**Exercise instructions**
Determine how many lines of the entries contain "возможность". Reply with that number alone.

Dataset entries
════

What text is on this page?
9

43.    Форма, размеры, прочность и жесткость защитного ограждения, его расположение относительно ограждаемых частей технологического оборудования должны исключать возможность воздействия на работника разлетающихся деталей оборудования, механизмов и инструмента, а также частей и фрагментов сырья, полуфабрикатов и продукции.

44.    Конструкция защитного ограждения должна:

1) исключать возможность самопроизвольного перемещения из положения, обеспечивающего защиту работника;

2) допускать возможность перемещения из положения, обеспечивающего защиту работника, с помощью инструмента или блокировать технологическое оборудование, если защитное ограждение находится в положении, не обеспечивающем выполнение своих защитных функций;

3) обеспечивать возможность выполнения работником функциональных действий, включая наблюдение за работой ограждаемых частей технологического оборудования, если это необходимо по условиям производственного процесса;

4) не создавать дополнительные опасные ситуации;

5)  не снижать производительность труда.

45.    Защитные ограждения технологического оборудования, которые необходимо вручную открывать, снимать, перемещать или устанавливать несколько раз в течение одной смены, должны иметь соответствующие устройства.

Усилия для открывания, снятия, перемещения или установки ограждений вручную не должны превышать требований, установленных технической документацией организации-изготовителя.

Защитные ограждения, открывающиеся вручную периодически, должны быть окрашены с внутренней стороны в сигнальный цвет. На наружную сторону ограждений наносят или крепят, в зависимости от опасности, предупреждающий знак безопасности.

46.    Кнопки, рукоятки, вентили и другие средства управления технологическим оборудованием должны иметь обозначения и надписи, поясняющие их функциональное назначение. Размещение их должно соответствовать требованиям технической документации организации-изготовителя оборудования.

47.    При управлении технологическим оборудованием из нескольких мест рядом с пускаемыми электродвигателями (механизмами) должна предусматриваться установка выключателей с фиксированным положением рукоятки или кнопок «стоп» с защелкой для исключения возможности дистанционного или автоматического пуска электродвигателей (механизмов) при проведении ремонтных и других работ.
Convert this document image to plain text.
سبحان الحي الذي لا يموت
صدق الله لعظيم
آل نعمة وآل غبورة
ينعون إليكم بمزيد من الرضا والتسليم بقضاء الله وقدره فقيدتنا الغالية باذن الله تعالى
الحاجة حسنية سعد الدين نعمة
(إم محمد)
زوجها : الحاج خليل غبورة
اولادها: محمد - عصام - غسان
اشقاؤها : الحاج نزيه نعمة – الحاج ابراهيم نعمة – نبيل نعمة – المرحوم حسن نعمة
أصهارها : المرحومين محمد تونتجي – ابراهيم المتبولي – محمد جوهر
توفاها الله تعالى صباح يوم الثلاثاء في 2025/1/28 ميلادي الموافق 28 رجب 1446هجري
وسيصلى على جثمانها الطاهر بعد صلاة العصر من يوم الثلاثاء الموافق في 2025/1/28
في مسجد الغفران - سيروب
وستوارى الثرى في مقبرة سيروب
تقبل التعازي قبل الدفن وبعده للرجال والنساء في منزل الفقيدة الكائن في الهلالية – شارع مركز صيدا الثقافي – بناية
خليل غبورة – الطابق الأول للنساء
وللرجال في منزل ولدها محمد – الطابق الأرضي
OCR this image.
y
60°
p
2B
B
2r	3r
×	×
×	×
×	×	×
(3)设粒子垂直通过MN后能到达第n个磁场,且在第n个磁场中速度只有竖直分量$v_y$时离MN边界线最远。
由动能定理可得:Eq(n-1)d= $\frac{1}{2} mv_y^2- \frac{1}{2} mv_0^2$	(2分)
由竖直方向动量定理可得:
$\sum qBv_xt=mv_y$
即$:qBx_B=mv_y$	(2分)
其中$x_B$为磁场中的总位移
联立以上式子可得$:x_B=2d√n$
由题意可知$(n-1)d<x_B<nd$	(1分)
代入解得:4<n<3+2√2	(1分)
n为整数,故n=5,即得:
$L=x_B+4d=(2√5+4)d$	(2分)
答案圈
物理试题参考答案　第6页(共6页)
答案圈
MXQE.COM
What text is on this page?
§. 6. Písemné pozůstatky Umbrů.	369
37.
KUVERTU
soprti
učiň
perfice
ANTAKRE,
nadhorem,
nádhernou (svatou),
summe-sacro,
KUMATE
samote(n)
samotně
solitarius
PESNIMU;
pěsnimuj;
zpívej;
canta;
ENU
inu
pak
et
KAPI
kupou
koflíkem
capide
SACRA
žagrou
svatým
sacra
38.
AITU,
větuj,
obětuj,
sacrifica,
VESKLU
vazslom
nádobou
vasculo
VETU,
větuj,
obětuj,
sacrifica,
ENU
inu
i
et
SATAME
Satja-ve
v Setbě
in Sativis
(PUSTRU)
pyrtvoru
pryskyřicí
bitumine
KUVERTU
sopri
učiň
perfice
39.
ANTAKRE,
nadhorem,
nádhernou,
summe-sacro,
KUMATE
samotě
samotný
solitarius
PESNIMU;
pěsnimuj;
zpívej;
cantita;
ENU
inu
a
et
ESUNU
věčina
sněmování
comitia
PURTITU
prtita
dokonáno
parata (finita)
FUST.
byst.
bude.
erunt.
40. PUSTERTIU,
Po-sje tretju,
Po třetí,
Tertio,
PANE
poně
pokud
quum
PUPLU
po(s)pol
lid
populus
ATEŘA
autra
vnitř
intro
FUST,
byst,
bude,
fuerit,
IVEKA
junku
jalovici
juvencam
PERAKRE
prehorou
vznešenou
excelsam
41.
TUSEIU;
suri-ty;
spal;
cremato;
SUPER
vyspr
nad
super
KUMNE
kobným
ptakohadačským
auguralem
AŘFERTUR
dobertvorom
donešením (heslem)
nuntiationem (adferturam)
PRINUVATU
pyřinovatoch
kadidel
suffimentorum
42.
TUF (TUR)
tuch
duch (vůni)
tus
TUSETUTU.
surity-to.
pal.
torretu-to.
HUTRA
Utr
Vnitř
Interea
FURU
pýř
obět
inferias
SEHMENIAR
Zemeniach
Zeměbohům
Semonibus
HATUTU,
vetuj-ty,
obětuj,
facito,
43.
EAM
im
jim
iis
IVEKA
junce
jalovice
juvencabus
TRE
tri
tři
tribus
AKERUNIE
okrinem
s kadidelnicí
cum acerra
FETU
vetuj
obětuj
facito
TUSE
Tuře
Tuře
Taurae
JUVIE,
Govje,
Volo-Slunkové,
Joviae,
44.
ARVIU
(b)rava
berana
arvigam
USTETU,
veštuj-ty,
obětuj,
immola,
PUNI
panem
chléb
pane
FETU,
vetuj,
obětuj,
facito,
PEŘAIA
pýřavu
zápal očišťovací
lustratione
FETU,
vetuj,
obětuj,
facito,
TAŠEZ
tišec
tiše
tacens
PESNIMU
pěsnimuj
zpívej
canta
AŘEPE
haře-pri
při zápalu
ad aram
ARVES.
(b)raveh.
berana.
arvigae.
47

════

**Written answer**
4